I read the original book for the first time in the mid-80s and a couple of times since, including once for a class I took. Each reading served two main purposes for me. First was simply to regain an understanding of the idea of free speech, so primarily an intellectual refresher. The second and more valuable purpose was making me check myself when tempted to start wanting to restrict free speech. This more reactive and emotional reason is one most of us have to grapple with from time to time, especially in today's communication, or miscommunication, environment.

If you're not familiar with the Skokie case, all I'll say is that Neier defended the right of Nazi's to march and speak in Skokie. Beyond that, I think you should read this account, it provides the details that make this a landmark case and a brief summary from me might tempt some readers to skip the book, and this is far too important a book to skip.

The chapter that covers more recent events (it is one chapter, not several, but does not skimp on the important details) offers perspective that will do most of us a lot of good and also slightly modifies the original stance about when to not defend free speech (it has to do with the threat of violence).

+ + + +

» Set task
According to the book review above, what does the chapter on recent events tie its slight change to the original stance on when not to defend free speech to?

» Given data

+ + + +

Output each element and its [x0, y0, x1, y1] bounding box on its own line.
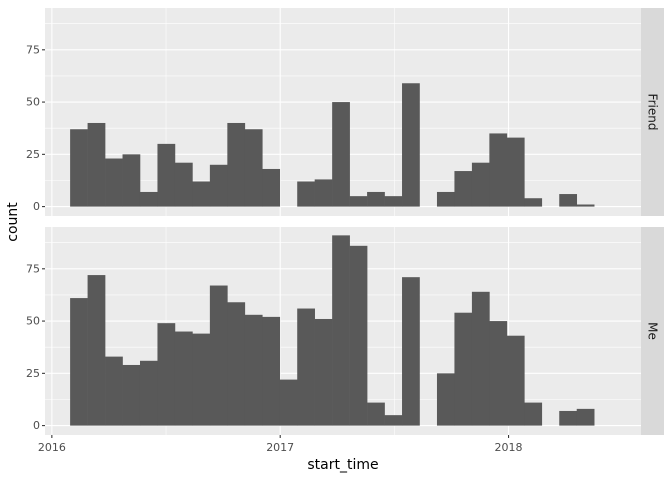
histogram-bar — [87, 275, 106, 426]
x-tick-label: 2018 — [495, 441, 523, 454]
histogram-bar — [262, 316, 281, 426]
histogram-bar — [402, 277, 420, 426]
histogram-bar — [332, 102, 350, 207]
histogram-bar — [524, 402, 543, 426]
x-axis-title: start_time — [307, 457, 378, 473]
y-tick-label: 75 — [26, 262, 40, 275]
facet-strip — [641, 227, 664, 435]
histogram-bar — [332, 235, 350, 426]
histogram-bar — [157, 323, 176, 426]
histogram-bar — [297, 181, 315, 207]
histogram-bar — [454, 171, 473, 207]
histogram-bar — [314, 179, 333, 207]
histogram-bar — [576, 204, 595, 207]
y-tick-label: 0 — [33, 200, 40, 213]
y-tick-label: 50 — [26, 96, 40, 109]
histogram-bar — [349, 196, 368, 207]
x-tick-label: 2016 — [38, 441, 66, 454]
histogram-bar — [471, 162, 490, 207]
histogram-bar — [349, 245, 368, 426]
histogram-bar — [139, 191, 158, 207]
histogram-bar — [70, 298, 88, 426]
histogram-bar — [192, 181, 211, 207]
y-axis-title: count — [5, 202, 21, 242]
histogram-bar — [244, 314, 263, 426]
histogram-bar — [209, 285, 228, 426]
facet-strip-label: Friend — [646, 94, 660, 131]
histogram-bar — [227, 302, 246, 426]
histogram-bar — [436, 373, 455, 426]
histogram-bars — [70, 235, 595, 426]
histogram-bar — [279, 379, 298, 426]
histogram-bar — [559, 194, 578, 207]
y-axis-ticks: 0 25 50 75 — [26, 43, 45, 213]
facet-strip — [641, 8, 664, 216]
histogram-bar — [70, 129, 88, 207]
histogram-bar — [227, 122, 246, 207]
histogram-bar — [489, 133, 508, 207]
histogram-bar — [192, 333, 211, 426]
histogram-bar — [576, 408, 595, 426]
histogram-bar — [402, 83, 420, 207]
histogram-bar — [384, 196, 403, 207]
histogram-bar — [436, 191, 455, 207]
histogram-bar — [314, 318, 333, 426]
histogram-bar — [559, 410, 578, 426]
y-tick-label: 50 — [26, 315, 40, 328]
histogram-bar — [367, 402, 385, 426]
y-tick-label: 0 — [33, 419, 40, 432]
histogram-bars — [70, 83, 595, 207]
histogram-bar — [105, 158, 123, 207]
histogram-bar — [174, 162, 193, 207]
facet-panel-me: Me 0 25 50 75 — [26, 227, 664, 435]
gridlines — [45, 8, 641, 216]
facet-strip-label: Me — [646, 322, 660, 340]
histogram-bar — [122, 364, 141, 426]
histogram-bar — [471, 291, 490, 426]
x-axis: 2016 2017 2018 — [38, 435, 523, 454]
histogram-bar — [506, 137, 525, 207]
y-tick-label: 75 — [26, 43, 40, 56]
histogram-bar — [262, 168, 281, 207]
histogram-bar — [454, 312, 473, 426]
histogram-bar — [489, 321, 508, 426]
y-tick-label: 25 — [26, 148, 40, 161]
y-axis-ticks: 0 25 50 75 — [26, 262, 45, 432]
facet-panel-friend: Friend 0 25 50 75 — [26, 8, 664, 216]
histogram-bar — [244, 129, 263, 207]
histogram-bar — [384, 415, 403, 426]
histogram-bar — [122, 154, 141, 207]
histogram-bar — [105, 356, 123, 426]
y-tick-label: 25 — [26, 367, 40, 380]
histogram-bar — [139, 360, 158, 426]
histogram-bar — [524, 198, 543, 207]
histogram-bar — [174, 331, 193, 426]
histogram-bar — [157, 143, 176, 207]
histogram-bar — [297, 308, 315, 426]
histogram-bar — [506, 335, 525, 426]
histogram-bar — [87, 122, 106, 207]
x-tick-label: 2017 — [266, 441, 294, 454]
histogram-bar — [209, 164, 228, 207]
histogram-bar — [367, 191, 385, 207]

+ + + +

» Output for this exercise
The threat of violence.